What is required =
Copy every line of the material below word for word.

====== Input for this task

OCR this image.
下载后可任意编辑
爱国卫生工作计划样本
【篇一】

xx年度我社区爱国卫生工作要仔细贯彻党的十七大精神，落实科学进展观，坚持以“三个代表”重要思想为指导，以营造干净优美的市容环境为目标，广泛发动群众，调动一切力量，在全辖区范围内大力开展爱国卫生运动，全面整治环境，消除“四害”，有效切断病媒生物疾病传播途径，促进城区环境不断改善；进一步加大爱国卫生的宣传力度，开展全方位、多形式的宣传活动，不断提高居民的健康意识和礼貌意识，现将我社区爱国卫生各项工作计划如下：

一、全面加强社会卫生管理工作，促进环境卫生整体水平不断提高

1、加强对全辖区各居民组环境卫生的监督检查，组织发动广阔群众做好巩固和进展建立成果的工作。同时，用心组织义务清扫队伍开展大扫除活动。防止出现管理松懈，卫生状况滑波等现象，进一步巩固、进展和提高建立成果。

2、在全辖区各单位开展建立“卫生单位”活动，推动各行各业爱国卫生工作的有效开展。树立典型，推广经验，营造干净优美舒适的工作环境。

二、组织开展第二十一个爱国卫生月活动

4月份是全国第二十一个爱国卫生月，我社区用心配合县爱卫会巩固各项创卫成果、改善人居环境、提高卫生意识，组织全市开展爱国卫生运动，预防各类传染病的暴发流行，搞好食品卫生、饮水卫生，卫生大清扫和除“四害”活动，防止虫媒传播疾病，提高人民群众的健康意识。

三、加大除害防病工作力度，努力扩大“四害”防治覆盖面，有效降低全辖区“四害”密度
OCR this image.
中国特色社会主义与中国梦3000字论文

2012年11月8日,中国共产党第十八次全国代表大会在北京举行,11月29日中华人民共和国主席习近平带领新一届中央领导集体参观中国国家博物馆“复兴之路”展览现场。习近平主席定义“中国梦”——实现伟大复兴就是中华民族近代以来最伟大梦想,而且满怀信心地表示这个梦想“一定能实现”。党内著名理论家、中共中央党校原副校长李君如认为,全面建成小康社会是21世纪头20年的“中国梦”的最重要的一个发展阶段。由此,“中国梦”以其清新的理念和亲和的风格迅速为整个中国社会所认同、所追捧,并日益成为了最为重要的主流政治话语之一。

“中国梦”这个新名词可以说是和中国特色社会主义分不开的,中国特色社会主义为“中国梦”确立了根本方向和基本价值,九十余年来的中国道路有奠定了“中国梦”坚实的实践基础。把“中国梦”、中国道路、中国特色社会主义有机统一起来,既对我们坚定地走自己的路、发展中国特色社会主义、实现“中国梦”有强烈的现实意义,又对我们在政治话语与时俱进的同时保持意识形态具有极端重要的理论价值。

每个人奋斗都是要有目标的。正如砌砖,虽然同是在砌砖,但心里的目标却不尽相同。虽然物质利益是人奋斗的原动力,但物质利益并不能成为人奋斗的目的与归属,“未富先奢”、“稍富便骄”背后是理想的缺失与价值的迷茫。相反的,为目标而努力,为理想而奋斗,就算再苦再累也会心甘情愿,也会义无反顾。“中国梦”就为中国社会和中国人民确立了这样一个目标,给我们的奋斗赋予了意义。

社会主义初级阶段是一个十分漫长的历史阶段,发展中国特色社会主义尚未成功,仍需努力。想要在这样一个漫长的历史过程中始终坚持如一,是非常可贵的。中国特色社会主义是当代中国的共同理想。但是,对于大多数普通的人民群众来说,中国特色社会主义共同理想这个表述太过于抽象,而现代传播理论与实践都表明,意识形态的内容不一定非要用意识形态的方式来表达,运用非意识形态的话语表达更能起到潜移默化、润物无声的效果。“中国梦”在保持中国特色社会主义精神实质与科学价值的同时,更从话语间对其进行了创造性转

============

Result of the task =
OCR this image.
下载后可任意编辑
爱国卫生工作计划样本
【篇一】

xx年度我社区爱国卫生工作要仔细贯彻党的十七大精神，落实科学进展观，坚持以“三个代表”重要思想为指导，以营造干净优美的市容环境为目标，广泛发动群众，调动一切力量，在全辖区范围内大力开展爱国卫生运动，全面整治环境，消除“四害”，有效切断病媒生物疾病传播途径，促进城区环境不断改善；进一步加大爱国卫生的宣传力度，开展全方位、多形式的宣传活动，不断提高居民的健康意识和礼貌意识，现将我社区爱国卫生各项工作计划如下：

一、全面加强社会卫生管理工作，促进环境卫生整体水平不断提高

1、加强对全辖区各居民组环境卫生的监督检查，组织发动广阔群众做好巩固和进展建立成果的工作。同时，用心组织义务清扫队伍开展大扫除活动。防止出现管理松懈，卫生状况滑波等现象，进一步巩固、进展和提高建立成果。

2、在全辖区各单位开展建立“卫生单位”活动，推动各行各业爱国卫生工作的有效开展。树立典型，推广经验，营造干净优美舒适的工作环境。

二、组织开展第二十一个爱国卫生月活动

4月份是全国第二十一个爱国卫生月，我社区用心配合县爱卫会巩固各项创卫成果、改善人居环境、提高卫生意识，组织全市开展爱国卫生运动，预防各类传染病的暴发流行，搞好食品卫生、饮水卫生，卫生大清扫和除“四害”活动，防止虫媒传播疾病，提高人民群众的健康意识。

三、加大除害防病工作力度，努力扩大“四害”防治覆盖面，有效降低全辖区“四害”密度
OCR this image.
中国特色社会主义与中国梦3000字论文

2012年11月8日,中国共产党第十八次全国代表大会在北京举行,11月29日中华人民共和国主席习近平带领新一届中央领导集体参观中国国家博物馆“复兴之路”展览现场。习近平主席定义“中国梦”——实现伟大复兴就是中华民族近代以来最伟大梦想,而且满怀信心地表示这个梦想“一定能实现”。党内著名理论家、中共中央党校原副校长李君如认为,全面建成小康社会是21世纪头20年的“中国梦”的最重要的一个发展阶段。由此,“中国梦”以其清新的理念和亲和的风格迅速为整个中国社会所认同、所追捧,并日益成为了最为重要的主流政治话语之一。

“中国梦”这个新名词可以说是和中国特色社会主义分不开的,中国特色社会主义为“中国梦”确立了根本方向和基本价值,九十余年来的中国道路有奠定了“中国梦”坚实的实践基础。把“中国梦”、中国道路、中国特色社会主义有机统一起来,既对我们坚定地走自己的路、发展中国特色社会主义、实现“中国梦”有强烈的现实意义,又对我们在政治话语与时俱进的同时保持意识形态具有极端重要的理论价值。

每个人奋斗都是要有目标的。正如砌砖,虽然同是在砌砖,但心里的目标却不尽相同。虽然物质利益是人奋斗的原动力,但物质利益并不能成为人奋斗的目的与归属,“未富先奢”、“稍富便骄”背后是理想的缺失与价值的迷茫。相反的,为目标而努力,为理想而奋斗,就算再苦再累也会心甘情愿,也会义无反顾。“中国梦”就为中国社会和中国人民确立了这样一个目标,给我们的奋斗赋予了意义。

社会主义初级阶段是一个十分漫长的历史阶段,发展中国特色社会主义尚未成功,仍需努力。想要在这样一个漫长的历史过程中始终坚持如一,是非常可贵的。中国特色社会主义是当代中国的共同理想。但是,对于大多数普通的人民群众来说,中国特色社会主义共同理想这个表述太过于抽象,而现代传播理论与实践都表明,意识形态的内容不一定非要用意识形态的方式来表达,运用非意识形态的话语表达更能起到潜移默化、润物无声的效果。“中国梦”在保持中国特色社会主义精神实质与科学价值的同时,更从话语间对其进行了创造性转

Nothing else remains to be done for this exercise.